11. März 2011
Sind Sie nicht zu alt für den Job?
Arbeitsrecht

So kann es gehen: Altersdiskriminierung, Einstellung, Entschädigung

Es gibt einige Verhaltensweisen des Arbeitgebers im Bewerbungsverfahren, die nach hinten losgehen können: Die Vermutung für eine Diskriminierung nach dem AGG ist schnell begründet.

Gerade bei der Stellenausschreibung können aus kleinsten Fehlern weitreichende Konsequenzen und Entschädigungsansprüche erwachsen (wir berichteten). Doch selbst wenn der Arbeitgeber diese erste Hürde mühelos und fehlerfrei meistert, ist er der AGG-Falle noch nicht entkommen. Sowohl im Bewerbungsgespräch als auch im Absageverfahren ist äußerste Sorgfalt geboten.

Ist eine Indizwirkung für einen Verstoß gegen das AGG nämlich einmal begründet, kann sich der Arbeitgeber der Verpflichtung zur Zahlung von Entschädigung in der Praxis kaum mehr entziehen. Selbst wenn der Arbeitgeber sein Verhalten „bereut″ und er den zuvor diskriminierten Bewerber letztlich doch einstellt, lässt dieses Verhalten den Entschädigungsanspruch – so nun das BAG – nicht entfallen.

• **KURZE ÜBUNG 1**:
Gib aus den Datenzeilen unten alle Zeilen von der Zeile mit "freq-cell: 4.00 to" bis zur Zeile mit "size-cell: 4.5 x" einschließlich unverändert wieder.

• **DATEN ZUR AUFGABE**:
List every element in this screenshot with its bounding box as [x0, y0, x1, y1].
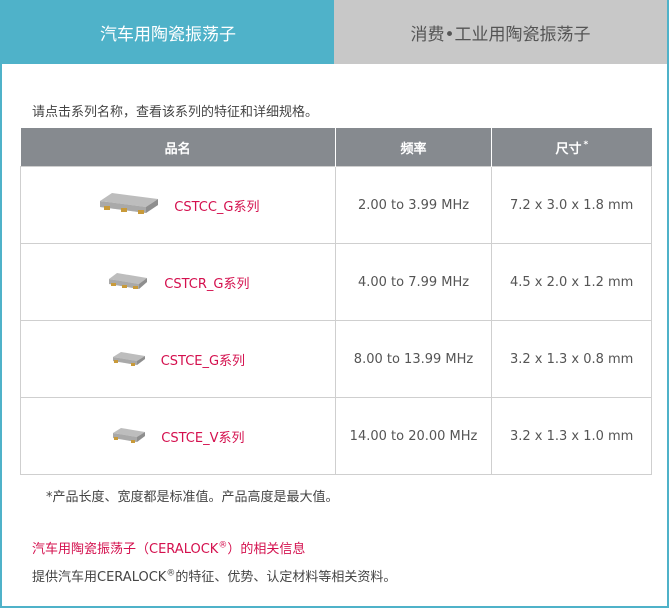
freq-cell: 4.00 to 7.99 MHz — [334, 243, 493, 321]
series-link-cstcr-g[interactable]: CSTCR_G系列 — [164, 273, 249, 292]
related-info-link[interactable]: 汽车用陶瓷振荡子（CERALOCK®）的相关信息 — [32, 538, 305, 557]
name-cell: CSTCR_G系列 — [20, 243, 336, 321]
tab-consumer-industrial[interactable]: 消费•工业用陶瓷振荡子 — [334, 0, 667, 64]
tab-automotive[interactable]: 汽车用陶瓷振荡子 — [2, 0, 334, 64]
freq-cell: 14.00 to 20.00 MHz — [334, 397, 493, 475]
related-info-description: 提供汽车用CERALOCK®的特征、优势、认定材料等相关资料。 — [32, 568, 397, 585]
name-cell: CSTCE_G系列 — [20, 320, 336, 398]
ceramic-resonator-chip-image[interactable] — [111, 349, 147, 369]
table-header-row: 品名 频率 尺寸 * — [20, 128, 652, 167]
category-tabs: 汽车用陶瓷振荡子 消费•工业用陶瓷振荡子 — [2, 0, 667, 64]
ceramic-resonator-chip-image[interactable] — [111, 425, 147, 447]
table-row: CSTCE_V系列 14.00 to 20.00 MHz 3.2 x 1.3 x… — [20, 397, 652, 475]
size-cell: 4.5 x 2.0 x 1.2 mm — [491, 243, 652, 321]
series-link-cstce-v[interactable]: CSTCE_V系列 — [161, 427, 244, 446]
table-row: CSTCR_G系列 4.00 to 7.99 MHz 4.5 x 2.0 x 1… — [20, 243, 652, 321]
freq-cell: 8.00 to 13.99 MHz — [334, 320, 493, 398]
table-row: CSTCE_G系列 8.00 to 13.99 MHz 3.2 x 1.3 x … — [20, 320, 652, 398]
registered-mark: ® — [166, 568, 176, 579]
header-size: 尺寸 * — [491, 128, 652, 167]
series-link-cstcc-g[interactable]: CSTCC_G系列 — [174, 196, 259, 215]
intro-text: 请点击系列名称，查看该系列的特征和详细规格。 — [32, 105, 319, 120]
size-cell: 7.2 x 3.0 x 1.8 mm — [491, 166, 652, 244]
spec-table: 品名 频率 尺寸 * CSTCC_G系列 2.00 to 3.99 MHz 7.… — [20, 128, 652, 475]
product-panel: 汽车用陶瓷振荡子 消费•工业用陶瓷振荡子 请点击系列名称，查看该系列的特征和详细… — [0, 0, 669, 608]
freq-cell: 2.00 to 3.99 MHz — [334, 166, 493, 244]
size-cell: 3.2 x 1.3 x 1.0 mm — [491, 397, 652, 475]
size-footnote-mark: * — [583, 140, 589, 151]
header-name: 品名 — [20, 128, 336, 167]
name-cell: CSTCE_V系列 — [20, 397, 336, 475]
ceramic-resonator-chip-image[interactable] — [96, 191, 160, 219]
registered-mark: ® — [218, 540, 228, 551]
header-freq: 频率 — [335, 128, 493, 167]
ceramic-resonator-chip-image[interactable] — [106, 270, 150, 294]
series-link-cstce-g[interactable]: CSTCE_G系列 — [161, 350, 245, 369]
size-cell: 3.2 x 1.3 x 0.8 mm — [491, 320, 652, 398]
footnote-text: *产品长度、宽度都是标准值。产品高度是最大值。 — [46, 490, 339, 505]
table-row: CSTCC_G系列 2.00 to 3.99 MHz 7.2 x 3.0 x 1… — [20, 166, 652, 244]
name-cell: CSTCC_G系列 — [20, 166, 336, 244]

• **KURZE ÜBUNG 2**:
Schreib aus dem Artikel über Altersdiskriminierung die Stelle von "Es gibt einige Verhaltensweisen" bis "ist schnell begründet." einschließlich wortgetreu ab.

• **ERGEBNIS 1**:
freq-cell: 4.00 to 7.99 MHz — [334, 243, 493, 321]
series-link-cstcr-g[interactable]: CSTCR_G系列 — [164, 273, 249, 292]
related-info-link[interactable]: 汽车用陶瓷振荡子（CERALOCK®）的相关信息 — [32, 538, 305, 557]
name-cell: CSTCR_G系列 — [20, 243, 336, 321]
tab-consumer-industrial[interactable]: 消费•工业用陶瓷振荡子 — [334, 0, 667, 64]
tab-automotive[interactable]: 汽车用陶瓷振荡子 — [2, 0, 334, 64]
freq-cell: 14.00 to 20.00 MHz — [334, 397, 493, 475]
related-info-description: 提供汽车用CERALOCK®的特征、优势、认定材料等相关资料。 — [32, 568, 397, 585]
name-cell: CSTCE_G系列 — [20, 320, 336, 398]
ceramic-resonator-chip-image[interactable] — [111, 349, 147, 369]
table-header-row: 品名 频率 尺寸 * — [20, 128, 652, 167]
category-tabs: 汽车用陶瓷振荡子 消费•工业用陶瓷振荡子 — [2, 0, 667, 64]
ceramic-resonator-chip-image[interactable] — [111, 425, 147, 447]
table-row: CSTCE_V系列 14.00 to 20.00 MHz 3.2 x 1.3 x… — [20, 397, 652, 475]
size-cell: 4.5 x 2.0 x 1.2 mm — [491, 243, 652, 321]

• **ERGEBNIS 2**:
Es gibt einige Verhaltensweisen des Arbeitgebers im Bewerbungsverfahren, die nach hinten losgehen können: Die Vermutung für eine Diskriminierung nach dem AGG ist schnell begründet.